## WORK TO BE COMPLETED
How many lines in the entries below include the string "content"? Answer with the number only.

## DATA TO PROCESS
• • • • •

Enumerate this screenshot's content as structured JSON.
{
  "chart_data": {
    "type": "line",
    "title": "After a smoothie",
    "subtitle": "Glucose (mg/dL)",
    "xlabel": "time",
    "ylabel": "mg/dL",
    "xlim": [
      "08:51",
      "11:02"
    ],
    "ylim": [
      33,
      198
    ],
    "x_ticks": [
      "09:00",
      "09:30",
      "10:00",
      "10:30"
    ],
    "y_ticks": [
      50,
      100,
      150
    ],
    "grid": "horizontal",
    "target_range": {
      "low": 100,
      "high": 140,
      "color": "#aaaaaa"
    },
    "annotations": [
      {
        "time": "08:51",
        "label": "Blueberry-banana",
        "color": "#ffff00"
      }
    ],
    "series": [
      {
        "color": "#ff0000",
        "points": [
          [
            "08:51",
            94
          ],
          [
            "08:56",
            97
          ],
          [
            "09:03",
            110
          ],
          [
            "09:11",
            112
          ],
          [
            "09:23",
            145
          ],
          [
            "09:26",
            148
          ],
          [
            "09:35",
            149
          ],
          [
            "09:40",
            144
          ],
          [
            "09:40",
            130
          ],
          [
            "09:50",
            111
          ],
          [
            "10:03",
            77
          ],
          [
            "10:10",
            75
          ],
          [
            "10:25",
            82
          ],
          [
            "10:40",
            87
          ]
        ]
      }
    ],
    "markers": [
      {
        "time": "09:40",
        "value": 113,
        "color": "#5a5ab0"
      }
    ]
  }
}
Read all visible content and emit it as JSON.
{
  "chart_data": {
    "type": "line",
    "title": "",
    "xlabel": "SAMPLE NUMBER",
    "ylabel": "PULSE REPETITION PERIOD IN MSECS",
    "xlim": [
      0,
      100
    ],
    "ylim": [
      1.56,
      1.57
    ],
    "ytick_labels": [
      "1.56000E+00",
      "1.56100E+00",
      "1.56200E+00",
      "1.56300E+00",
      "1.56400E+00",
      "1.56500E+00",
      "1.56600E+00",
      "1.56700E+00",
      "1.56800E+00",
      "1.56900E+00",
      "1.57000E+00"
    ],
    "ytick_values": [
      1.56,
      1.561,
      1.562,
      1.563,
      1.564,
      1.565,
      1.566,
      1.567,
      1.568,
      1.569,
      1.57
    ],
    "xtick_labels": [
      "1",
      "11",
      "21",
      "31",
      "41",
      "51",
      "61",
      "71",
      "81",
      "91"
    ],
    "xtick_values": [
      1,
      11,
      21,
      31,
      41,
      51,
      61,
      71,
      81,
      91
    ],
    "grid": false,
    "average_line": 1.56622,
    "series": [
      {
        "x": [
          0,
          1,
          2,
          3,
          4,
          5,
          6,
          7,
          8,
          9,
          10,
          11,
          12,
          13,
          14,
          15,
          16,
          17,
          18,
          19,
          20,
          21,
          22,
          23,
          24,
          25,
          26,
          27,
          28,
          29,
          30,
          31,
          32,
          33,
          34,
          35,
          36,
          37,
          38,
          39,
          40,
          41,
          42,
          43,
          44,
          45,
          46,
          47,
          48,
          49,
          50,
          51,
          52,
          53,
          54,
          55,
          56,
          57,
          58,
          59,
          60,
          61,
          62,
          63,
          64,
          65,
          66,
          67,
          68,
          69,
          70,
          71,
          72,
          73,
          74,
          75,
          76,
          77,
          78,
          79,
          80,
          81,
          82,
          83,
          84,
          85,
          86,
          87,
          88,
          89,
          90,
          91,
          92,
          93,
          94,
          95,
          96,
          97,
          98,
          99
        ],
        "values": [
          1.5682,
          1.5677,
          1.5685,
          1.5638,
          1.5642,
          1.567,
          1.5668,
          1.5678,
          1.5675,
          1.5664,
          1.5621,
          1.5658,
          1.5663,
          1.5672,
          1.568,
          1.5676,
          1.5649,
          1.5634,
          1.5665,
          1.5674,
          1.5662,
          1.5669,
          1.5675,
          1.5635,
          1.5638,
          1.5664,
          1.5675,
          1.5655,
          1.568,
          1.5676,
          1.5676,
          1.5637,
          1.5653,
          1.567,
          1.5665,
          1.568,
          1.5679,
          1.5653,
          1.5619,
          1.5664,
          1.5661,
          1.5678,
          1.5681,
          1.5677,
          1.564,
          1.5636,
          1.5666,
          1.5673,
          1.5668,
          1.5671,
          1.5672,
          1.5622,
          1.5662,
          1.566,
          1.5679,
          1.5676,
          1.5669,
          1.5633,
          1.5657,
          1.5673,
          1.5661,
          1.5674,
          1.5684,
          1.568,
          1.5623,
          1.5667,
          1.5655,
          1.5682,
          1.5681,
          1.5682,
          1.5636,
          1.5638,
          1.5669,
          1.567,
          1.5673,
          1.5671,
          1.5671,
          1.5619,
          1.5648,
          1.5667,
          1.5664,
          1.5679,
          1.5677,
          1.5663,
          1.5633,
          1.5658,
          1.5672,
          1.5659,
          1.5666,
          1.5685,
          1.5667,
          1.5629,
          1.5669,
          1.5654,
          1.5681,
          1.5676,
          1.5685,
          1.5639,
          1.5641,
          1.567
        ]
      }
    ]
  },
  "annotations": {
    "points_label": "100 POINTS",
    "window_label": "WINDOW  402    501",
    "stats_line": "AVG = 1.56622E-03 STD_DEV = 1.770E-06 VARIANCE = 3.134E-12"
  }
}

• • • • •

## ANSWER TO THIS TASK
2